§ **Written task**: Write out each line from the data below that includes the word "panel".

* START Task input *

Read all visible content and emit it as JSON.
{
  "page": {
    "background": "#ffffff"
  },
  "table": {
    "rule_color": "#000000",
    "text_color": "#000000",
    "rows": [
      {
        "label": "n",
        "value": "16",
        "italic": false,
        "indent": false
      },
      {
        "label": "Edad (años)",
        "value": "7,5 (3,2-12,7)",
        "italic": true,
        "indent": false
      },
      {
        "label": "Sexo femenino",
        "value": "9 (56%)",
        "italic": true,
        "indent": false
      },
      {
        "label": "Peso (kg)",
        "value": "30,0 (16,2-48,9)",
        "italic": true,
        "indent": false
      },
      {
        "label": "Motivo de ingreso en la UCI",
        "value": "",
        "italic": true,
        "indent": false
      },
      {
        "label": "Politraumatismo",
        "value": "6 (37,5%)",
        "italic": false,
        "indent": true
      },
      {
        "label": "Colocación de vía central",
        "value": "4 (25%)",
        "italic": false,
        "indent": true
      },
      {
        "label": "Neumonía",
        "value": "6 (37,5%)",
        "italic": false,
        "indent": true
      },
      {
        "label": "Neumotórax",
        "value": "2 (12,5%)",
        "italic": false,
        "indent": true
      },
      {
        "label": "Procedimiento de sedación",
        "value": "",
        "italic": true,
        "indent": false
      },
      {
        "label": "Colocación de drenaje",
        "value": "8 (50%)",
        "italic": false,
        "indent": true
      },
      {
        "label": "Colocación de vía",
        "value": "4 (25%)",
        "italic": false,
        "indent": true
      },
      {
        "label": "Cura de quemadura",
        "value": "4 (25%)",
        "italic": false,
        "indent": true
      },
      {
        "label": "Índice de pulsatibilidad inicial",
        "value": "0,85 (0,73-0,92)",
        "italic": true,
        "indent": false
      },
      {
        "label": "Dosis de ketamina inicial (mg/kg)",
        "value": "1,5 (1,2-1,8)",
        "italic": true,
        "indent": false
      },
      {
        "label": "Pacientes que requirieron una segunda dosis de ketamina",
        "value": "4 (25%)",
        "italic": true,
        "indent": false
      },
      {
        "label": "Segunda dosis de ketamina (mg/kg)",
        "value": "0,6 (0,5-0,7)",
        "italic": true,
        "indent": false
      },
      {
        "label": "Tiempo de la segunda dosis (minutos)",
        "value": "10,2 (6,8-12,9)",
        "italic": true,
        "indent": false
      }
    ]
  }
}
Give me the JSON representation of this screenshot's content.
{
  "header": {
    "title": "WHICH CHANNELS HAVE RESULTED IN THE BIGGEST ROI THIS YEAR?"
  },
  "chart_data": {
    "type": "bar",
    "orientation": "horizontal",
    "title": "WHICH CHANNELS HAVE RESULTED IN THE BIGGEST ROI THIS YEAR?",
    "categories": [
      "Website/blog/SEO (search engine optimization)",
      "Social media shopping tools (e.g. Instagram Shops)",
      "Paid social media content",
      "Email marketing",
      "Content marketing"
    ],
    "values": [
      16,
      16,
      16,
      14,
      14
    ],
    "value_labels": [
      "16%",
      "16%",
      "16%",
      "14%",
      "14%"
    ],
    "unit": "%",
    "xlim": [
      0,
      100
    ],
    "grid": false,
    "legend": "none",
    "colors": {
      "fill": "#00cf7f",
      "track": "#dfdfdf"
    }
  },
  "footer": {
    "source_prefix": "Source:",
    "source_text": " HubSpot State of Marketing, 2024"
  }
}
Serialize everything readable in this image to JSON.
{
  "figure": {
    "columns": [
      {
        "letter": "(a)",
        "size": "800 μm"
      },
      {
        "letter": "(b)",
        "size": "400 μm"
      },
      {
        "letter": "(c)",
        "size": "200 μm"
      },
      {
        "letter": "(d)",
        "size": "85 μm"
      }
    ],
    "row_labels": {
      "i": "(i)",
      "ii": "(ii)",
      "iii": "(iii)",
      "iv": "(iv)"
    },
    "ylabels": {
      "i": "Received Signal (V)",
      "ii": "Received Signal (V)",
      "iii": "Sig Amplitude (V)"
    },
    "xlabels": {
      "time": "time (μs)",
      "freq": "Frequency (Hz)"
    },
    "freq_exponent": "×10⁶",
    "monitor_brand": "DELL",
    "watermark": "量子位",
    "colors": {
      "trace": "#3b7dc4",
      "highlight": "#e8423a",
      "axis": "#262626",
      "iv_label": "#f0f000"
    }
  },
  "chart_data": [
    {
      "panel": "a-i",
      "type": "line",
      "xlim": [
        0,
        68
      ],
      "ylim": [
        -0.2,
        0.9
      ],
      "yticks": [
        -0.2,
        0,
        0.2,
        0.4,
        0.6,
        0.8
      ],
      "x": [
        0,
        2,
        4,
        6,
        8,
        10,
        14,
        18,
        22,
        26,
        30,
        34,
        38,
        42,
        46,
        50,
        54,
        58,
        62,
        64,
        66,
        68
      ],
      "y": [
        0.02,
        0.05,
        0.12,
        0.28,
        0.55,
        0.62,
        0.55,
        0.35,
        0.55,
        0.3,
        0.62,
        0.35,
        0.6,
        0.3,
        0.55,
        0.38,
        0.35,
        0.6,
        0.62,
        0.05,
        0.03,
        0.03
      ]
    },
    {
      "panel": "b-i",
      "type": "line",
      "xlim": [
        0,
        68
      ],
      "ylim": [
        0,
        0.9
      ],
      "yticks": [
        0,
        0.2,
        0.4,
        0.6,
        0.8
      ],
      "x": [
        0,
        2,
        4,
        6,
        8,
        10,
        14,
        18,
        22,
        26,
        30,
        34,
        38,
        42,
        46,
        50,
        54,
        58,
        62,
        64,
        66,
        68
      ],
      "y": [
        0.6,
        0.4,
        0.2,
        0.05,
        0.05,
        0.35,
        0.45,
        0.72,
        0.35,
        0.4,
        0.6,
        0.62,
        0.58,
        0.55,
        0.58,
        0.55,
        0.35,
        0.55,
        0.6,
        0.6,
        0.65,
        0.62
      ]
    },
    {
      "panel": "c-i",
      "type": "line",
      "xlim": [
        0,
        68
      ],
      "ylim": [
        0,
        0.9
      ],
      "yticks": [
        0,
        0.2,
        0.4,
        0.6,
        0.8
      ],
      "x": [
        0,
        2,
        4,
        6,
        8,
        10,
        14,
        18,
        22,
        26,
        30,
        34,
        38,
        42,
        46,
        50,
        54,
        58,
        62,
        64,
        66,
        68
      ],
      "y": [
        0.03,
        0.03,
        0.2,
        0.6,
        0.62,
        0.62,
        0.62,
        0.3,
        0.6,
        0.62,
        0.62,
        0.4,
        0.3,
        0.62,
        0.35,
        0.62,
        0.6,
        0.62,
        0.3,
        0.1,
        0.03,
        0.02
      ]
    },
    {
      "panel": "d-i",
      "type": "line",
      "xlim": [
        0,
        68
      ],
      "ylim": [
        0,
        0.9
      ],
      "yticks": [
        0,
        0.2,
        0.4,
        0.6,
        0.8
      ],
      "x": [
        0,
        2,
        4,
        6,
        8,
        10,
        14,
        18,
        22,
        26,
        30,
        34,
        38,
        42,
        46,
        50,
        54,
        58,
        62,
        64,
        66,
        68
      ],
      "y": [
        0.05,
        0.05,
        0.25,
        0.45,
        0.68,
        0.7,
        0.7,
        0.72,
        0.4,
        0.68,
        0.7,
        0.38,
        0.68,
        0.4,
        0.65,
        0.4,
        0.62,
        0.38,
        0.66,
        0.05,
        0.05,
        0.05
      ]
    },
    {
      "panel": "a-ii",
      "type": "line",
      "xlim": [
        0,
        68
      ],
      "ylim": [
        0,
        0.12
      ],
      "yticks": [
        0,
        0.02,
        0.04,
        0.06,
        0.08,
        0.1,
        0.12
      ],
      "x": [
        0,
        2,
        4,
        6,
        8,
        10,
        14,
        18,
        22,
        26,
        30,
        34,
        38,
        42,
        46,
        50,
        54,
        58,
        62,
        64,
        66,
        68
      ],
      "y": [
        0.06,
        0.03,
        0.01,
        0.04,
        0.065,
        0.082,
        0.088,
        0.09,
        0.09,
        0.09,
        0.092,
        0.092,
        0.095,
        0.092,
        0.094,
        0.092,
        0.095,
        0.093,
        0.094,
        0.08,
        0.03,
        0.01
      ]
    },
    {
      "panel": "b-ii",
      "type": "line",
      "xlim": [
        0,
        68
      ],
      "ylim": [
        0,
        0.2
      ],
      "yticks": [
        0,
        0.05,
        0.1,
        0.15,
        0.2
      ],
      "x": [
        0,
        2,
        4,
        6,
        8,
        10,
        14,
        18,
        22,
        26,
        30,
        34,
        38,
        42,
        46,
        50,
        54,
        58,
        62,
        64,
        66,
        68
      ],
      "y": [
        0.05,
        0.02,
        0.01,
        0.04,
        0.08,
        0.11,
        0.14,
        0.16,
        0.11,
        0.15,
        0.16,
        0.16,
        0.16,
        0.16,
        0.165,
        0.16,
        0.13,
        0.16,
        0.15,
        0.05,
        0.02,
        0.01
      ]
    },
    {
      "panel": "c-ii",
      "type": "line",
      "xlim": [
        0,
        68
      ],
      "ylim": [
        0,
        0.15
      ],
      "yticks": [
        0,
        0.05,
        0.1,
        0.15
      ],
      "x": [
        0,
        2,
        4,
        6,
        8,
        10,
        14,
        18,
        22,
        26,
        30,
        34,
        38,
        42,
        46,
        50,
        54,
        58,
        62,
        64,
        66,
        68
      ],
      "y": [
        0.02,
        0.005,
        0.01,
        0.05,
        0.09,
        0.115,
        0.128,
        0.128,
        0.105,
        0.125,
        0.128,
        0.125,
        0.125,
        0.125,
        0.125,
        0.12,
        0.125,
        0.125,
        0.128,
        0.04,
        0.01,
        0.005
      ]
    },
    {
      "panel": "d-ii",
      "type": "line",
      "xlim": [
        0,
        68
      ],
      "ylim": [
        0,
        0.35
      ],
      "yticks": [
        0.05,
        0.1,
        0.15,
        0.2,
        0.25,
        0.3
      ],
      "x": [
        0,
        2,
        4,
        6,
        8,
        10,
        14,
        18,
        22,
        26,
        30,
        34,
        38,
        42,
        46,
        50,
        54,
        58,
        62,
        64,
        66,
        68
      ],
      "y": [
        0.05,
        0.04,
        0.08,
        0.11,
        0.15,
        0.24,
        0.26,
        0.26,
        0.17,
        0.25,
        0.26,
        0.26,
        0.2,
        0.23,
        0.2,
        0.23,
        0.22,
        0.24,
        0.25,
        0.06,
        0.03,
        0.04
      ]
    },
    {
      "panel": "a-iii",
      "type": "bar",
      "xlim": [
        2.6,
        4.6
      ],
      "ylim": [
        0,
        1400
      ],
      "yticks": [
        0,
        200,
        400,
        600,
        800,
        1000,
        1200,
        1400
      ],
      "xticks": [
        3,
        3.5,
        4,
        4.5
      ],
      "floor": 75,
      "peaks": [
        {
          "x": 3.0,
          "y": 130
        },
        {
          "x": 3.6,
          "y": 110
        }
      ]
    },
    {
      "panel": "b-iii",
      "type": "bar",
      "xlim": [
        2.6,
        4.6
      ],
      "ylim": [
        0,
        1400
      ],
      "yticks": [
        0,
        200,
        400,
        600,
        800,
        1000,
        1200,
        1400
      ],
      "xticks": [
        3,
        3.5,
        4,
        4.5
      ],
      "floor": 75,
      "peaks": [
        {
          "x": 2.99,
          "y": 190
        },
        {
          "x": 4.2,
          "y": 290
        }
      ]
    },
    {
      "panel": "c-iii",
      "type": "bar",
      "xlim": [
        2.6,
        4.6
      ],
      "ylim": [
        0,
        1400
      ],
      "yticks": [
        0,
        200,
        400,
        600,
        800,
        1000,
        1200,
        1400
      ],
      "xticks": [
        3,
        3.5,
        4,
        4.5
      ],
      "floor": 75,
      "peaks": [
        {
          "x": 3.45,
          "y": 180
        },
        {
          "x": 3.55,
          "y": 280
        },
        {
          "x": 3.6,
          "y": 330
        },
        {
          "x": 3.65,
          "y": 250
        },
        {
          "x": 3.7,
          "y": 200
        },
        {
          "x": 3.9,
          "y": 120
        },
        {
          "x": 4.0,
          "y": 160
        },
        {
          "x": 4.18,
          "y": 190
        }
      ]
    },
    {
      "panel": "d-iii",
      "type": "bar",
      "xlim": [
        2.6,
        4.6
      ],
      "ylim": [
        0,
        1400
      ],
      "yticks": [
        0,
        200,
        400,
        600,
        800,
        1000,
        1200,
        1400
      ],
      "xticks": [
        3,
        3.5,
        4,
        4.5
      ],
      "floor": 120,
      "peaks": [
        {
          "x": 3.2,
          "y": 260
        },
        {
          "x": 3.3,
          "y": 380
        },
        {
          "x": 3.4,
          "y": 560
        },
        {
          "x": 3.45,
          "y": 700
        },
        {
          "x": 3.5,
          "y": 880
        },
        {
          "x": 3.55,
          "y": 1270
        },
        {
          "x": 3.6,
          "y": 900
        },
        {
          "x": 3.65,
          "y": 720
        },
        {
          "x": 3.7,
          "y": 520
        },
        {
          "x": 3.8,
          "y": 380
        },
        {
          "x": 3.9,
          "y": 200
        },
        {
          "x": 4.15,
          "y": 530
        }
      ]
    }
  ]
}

* END Task input *

§ **Completed task**:
      "panel": "a-i",
      "panel": "b-i",
      "panel": "c-i",
      "panel": "d-i",
      "panel": "a-ii",
      "panel": "b-ii",
      "panel": "c-ii",
      "panel": "d-ii",
      "panel": "a-iii",
      "panel": "b-iii",
      "panel": "c-iii",
      "panel": "d-iii",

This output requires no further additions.